→ Problem statement: Select every line below containing the word "cupole".

------------------------------------------------

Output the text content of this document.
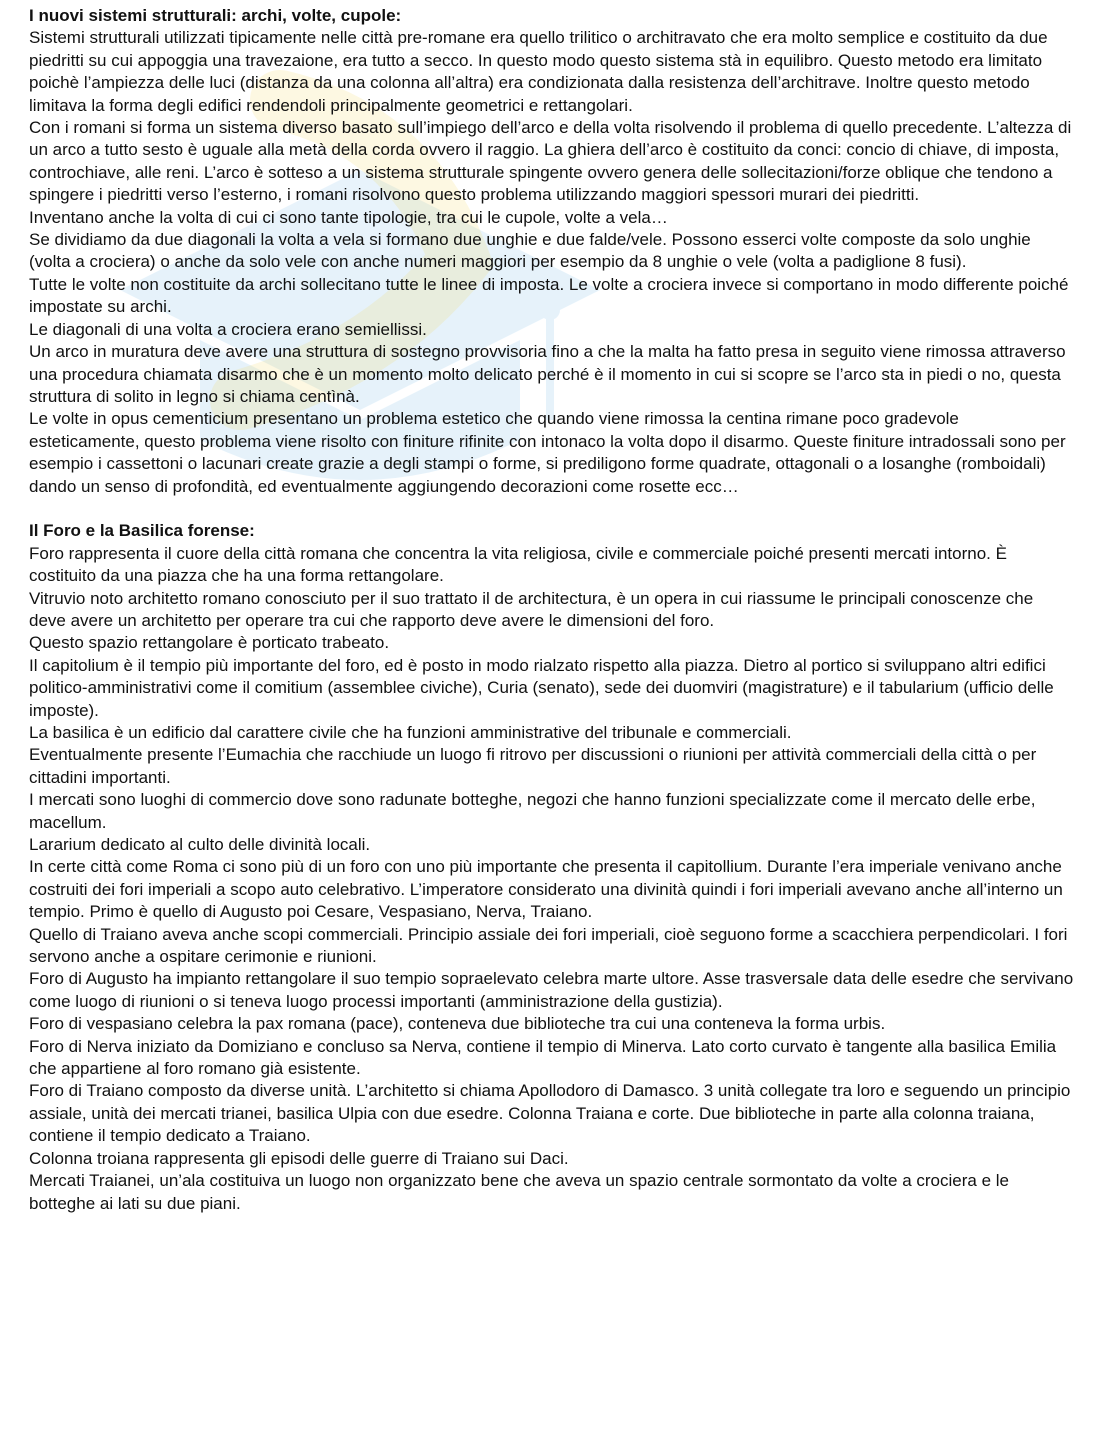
I nuovi sistemi strutturali: archi, volte, cupole:

Sistemi strutturali utilizzati tipicamente nelle città pre-romane era quello trilitico o architravato che era molto semplice e costituito da due piedritti su cui appoggia una travezaione, era tutto a secco. In questo modo questo sistema stà in equilibro. Questo metodo era limitato poichè l’ampiezza delle luci (distanza da una colonna all’altra) era condizionata dalla resistenza dell’architrave. Inoltre questo metodo limitava la forma degli edifici rendendoli principalmente geometrici e rettangolari.

Con i romani si forma un sistema diverso basato sull’impiego dell’arco e della volta risolvendo il problema di quello precedente. L’altezza di un arco a tutto sesto è uguale alla metà della corda ovvero il raggio. La ghiera dell’arco è costituito da conci: concio di chiave, di imposta, controchiave, alle reni. L’arco è sotteso a un sistema strutturale spingente ovvero genera delle sollecitazioni/forze oblique che tendono a spingere i piedritti verso l’esterno, i romani risolvono questo problema utilizzando maggiori spessori murari dei piedritti.

Inventano anche la volta di cui ci sono tante tipologie, tra cui le cupole, volte a vela…

Se dividiamo da due diagonali la volta a vela si formano due unghie e due falde/vele. Possono esserci volte composte da solo unghie (volta a crociera) o anche da solo vele con anche numeri maggiori per esempio da 8 unghie o vele (volta a padiglione 8 fusi).

Tutte le volte non costituite da archi sollecitano tutte le linee di imposta. Le volte a crociera invece si comportano in modo differente poiché impostate su archi.

Le diagonali di una volta a crociera erano semiellissi.

Un arco in muratura deve avere una struttura di sostegno provvisoria fino a che la malta ha fatto presa in seguito viene rimossa attraverso una procedura chiamata disarmo che è un momento molto delicato perché è il momento in cui si scopre se l’arco sta in piedi o no, questa struttura di solito in legno si chiama centìnà.

Le volte in opus cementicium presentano un problema estetico che quando viene rimossa la centina rimane poco gradevole esteticamente, questo problema viene risolto con finiture rifinite con intonaco la volta dopo il disarmo. Queste finiture intradossali sono per esempio i cassettoni o lacunari create grazie a degli stampi o forme, si prediligono forme quadrate, ottagonali o a losanghe (romboidali) dando un senso di profondità, ed eventualmente aggiungendo decorazioni come rosette ecc…

Il Foro e la Basilica forense:

Foro rappresenta il cuore della città romana che concentra la vita religiosa, civile e commerciale poiché presenti mercati intorno. È costituito da una piazza che ha una forma rettangolare.

Vitruvio noto architetto romano conosciuto per il suo trattato il de architectura, è un opera in cui riassume le principali conoscenze che deve avere un architetto per operare tra cui che rapporto deve avere le dimensioni del foro.

Questo spazio rettangolare è porticato trabeato.

Il capitolium è il tempio più importante del foro, ed è posto in modo rialzato rispetto alla piazza. Dietro al portico si sviluppano altri edifici politico-amministrativi come il comitium (assemblee civiche), Curia (senato), sede dei duomviri (magistrature) e il tabularium (ufficio delle imposte).

La basilica è un edificio dal carattere civile che ha funzioni amministrative del tribunale e commerciali.

Eventualmente presente l’Eumachia che racchiude un luogo fi ritrovo per discussioni o riunioni per attività commerciali della città o per cittadini importanti.

I mercati sono luoghi di commercio dove sono radunate botteghe, negozi che hanno funzioni specializzate come il mercato delle erbe, macellum.

Lararium dedicato al culto delle divinità locali.

In certe città come Roma ci sono più di un foro con uno più importante che presenta il capitollium. Durante l’era imperiale venivano anche costruiti dei fori imperiali a scopo auto celebrativo. L’imperatore considerato una divinità quindi i fori imperiali avevano anche all’interno un tempio. Primo è quello di Augusto poi Cesare, Vespasiano, Nerva, Traiano.

Quello di Traiano aveva anche scopi commerciali. Principio assiale dei fori imperiali, cioè seguono forme a scacchiera perpendicolari. I fori servono anche a ospitare cerimonie e riunioni.

Foro di Augusto ha impianto rettangolare il suo tempio sopraelevato celebra marte ultore. Asse trasversale data delle esedre che servivano come luogo di riunioni o si teneva luogo processi importanti (amministrazione della gustizia).

Foro di vespasiano celebra la pax romana (pace), conteneva due biblioteche tra cui una conteneva la forma urbis.

Foro di Nerva iniziato da Domiziano e concluso sa Nerva, contiene il tempio di Minerva. Lato corto curvato è tangente alla basilica Emilia che appartiene al foro romano già esistente.

Foro di Traiano composto da diverse unità. L’architetto si chiama Apollodoro di Damasco. 3 unità collegate tra loro e seguendo un principio assiale, unità dei mercati trianei, basilica Ulpia con due esedre. Colonna Traiana e corte. Due biblioteche in parte alla colonna traiana, contiene il tempio dedicato a Traiano.

Colonna troiana rappresenta gli episodi delle guerre di Traiano sui Daci.

Mercati Traianei, un’ala costituiva un luogo non organizzato bene che aveva un spazio centrale sormontato da volte a crociera e le botteghe ai lati su due piani.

------------------------------------------------

→ Solution for this problem:
I nuovi sistemi strutturali: archi, volte, cupole:
Inventano anche la volta di cui ci sono tante tipologie, tra cui le cupole, volte a vela…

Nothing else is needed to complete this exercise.